'''

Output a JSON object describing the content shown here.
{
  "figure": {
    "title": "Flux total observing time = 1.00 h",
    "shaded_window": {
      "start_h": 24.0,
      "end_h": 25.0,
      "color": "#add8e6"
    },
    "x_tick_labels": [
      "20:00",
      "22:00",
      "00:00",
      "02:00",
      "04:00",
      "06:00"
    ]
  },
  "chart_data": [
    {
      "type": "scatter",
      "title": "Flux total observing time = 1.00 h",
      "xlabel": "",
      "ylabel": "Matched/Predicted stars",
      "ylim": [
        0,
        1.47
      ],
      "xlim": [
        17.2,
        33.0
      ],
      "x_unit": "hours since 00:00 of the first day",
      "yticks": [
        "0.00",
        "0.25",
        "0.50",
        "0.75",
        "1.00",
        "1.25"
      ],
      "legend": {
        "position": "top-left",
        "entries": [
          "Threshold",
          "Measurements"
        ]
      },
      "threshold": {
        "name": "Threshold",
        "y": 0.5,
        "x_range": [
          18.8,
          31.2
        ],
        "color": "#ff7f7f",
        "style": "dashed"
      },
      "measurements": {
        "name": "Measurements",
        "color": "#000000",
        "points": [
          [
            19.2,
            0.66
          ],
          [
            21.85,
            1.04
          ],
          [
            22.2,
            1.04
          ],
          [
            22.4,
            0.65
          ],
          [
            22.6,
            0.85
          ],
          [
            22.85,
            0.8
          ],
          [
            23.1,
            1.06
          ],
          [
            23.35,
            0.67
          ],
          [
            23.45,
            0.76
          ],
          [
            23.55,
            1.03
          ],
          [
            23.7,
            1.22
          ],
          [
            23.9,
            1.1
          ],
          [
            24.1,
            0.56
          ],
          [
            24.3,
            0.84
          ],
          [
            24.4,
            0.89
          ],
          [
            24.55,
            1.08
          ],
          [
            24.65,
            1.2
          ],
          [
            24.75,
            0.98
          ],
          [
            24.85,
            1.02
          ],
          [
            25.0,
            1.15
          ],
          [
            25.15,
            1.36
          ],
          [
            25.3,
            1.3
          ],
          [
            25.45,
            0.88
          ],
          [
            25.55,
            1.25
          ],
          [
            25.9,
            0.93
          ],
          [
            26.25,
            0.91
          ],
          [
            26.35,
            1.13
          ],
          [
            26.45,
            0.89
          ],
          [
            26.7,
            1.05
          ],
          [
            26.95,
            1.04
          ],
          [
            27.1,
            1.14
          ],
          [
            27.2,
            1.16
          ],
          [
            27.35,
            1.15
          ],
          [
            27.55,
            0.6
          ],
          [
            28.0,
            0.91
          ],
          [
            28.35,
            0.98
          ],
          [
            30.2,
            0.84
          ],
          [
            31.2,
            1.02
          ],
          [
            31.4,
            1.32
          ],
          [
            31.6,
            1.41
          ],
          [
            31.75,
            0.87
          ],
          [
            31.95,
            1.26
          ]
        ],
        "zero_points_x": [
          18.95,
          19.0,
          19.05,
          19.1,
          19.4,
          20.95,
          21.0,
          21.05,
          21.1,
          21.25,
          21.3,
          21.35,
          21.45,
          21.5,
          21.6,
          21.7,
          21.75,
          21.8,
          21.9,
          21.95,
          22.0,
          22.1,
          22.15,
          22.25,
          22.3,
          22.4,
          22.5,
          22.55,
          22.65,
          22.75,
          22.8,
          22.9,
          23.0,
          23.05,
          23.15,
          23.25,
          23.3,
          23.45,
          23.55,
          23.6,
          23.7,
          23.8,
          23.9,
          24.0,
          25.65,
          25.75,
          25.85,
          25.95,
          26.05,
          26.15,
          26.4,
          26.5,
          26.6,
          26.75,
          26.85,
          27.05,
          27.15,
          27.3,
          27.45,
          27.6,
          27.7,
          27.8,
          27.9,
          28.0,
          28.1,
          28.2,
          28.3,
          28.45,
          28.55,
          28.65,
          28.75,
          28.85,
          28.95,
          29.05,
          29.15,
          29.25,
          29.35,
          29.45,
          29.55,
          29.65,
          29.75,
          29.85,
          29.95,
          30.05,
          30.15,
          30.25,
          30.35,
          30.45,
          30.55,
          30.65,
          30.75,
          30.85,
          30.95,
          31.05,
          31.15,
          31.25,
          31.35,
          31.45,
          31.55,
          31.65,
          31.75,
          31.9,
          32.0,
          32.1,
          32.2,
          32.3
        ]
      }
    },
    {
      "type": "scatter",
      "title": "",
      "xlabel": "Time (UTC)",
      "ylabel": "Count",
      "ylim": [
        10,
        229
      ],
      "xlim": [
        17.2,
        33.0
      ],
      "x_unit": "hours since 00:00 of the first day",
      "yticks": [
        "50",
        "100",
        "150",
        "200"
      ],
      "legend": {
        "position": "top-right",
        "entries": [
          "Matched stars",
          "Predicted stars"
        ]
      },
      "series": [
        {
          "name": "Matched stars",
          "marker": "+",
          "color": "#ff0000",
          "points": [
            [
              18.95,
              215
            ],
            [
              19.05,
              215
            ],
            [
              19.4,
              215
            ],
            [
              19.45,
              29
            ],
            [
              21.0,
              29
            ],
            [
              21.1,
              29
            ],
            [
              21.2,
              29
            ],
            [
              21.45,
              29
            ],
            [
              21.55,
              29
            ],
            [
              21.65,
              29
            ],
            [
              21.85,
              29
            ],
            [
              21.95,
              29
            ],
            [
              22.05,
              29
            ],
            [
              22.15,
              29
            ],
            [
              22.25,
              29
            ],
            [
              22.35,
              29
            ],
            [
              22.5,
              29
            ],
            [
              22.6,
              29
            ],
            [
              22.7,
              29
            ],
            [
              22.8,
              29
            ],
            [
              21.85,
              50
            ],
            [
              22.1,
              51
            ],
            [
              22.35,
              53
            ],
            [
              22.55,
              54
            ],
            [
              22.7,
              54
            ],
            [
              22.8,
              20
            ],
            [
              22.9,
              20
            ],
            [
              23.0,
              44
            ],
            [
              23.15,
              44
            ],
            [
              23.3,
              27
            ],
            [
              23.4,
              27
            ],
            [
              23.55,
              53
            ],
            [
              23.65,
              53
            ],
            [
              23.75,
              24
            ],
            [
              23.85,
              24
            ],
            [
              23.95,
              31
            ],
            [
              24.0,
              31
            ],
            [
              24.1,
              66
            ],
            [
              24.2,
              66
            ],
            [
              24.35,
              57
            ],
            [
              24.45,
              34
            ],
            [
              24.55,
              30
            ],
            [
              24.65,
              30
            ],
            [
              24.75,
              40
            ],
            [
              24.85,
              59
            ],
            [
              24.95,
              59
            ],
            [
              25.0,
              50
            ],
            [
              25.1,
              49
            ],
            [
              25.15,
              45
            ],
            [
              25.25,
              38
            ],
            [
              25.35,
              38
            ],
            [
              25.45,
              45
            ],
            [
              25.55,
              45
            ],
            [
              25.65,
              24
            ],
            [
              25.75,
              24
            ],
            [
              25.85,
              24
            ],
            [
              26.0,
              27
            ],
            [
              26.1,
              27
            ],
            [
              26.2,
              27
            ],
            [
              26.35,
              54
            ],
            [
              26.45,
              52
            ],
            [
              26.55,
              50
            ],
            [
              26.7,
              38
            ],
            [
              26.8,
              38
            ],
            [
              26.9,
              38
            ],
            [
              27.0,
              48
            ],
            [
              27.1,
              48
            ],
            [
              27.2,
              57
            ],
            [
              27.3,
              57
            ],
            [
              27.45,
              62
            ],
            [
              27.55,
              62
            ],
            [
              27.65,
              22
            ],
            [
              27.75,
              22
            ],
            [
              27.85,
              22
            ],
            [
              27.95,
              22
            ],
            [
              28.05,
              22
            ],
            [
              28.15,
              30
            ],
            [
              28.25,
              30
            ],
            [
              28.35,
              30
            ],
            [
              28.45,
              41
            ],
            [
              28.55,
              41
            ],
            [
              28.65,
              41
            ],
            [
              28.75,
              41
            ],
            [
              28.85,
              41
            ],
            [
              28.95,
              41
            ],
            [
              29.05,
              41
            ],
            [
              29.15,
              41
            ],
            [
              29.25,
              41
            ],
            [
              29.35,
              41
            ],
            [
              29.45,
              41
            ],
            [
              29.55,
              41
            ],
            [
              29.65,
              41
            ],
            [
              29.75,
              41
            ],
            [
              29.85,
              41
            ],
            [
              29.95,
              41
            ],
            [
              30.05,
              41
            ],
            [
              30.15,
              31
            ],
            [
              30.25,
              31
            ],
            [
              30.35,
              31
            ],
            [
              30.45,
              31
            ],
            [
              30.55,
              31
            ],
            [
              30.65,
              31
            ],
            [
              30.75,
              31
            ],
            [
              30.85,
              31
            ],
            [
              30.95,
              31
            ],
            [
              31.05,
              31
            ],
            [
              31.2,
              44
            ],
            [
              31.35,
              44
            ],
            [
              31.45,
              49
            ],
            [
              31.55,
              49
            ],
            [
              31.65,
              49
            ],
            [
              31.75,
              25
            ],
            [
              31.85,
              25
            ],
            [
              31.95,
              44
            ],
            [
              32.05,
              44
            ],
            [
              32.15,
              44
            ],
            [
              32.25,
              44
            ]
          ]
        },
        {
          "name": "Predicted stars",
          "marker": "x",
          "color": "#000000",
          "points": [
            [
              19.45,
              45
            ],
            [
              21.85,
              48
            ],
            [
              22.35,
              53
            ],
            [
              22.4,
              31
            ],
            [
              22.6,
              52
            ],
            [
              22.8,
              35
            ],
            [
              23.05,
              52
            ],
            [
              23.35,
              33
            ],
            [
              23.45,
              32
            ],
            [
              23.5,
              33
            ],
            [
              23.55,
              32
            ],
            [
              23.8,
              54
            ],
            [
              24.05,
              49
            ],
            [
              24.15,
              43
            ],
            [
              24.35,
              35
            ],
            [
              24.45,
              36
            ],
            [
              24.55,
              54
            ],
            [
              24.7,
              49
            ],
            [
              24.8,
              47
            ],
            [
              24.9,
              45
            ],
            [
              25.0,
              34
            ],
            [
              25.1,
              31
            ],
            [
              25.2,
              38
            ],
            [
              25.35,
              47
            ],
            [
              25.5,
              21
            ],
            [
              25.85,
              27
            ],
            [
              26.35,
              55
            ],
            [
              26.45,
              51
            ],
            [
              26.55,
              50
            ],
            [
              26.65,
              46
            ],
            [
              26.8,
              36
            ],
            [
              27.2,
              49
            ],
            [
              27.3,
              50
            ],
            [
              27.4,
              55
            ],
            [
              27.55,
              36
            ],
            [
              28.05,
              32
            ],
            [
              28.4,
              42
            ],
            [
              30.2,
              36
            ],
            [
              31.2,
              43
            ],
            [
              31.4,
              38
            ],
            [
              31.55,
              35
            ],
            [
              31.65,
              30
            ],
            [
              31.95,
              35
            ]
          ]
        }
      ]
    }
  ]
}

'''

#### CHALLENGE
Extract every line above containing the word "color".

#### WORKED ANSWER
      "color": "#add8e6"
        "color": "#ff7f7f",
        "color": "#000000",
          "color": "#ff0000",
          "color": "#000000",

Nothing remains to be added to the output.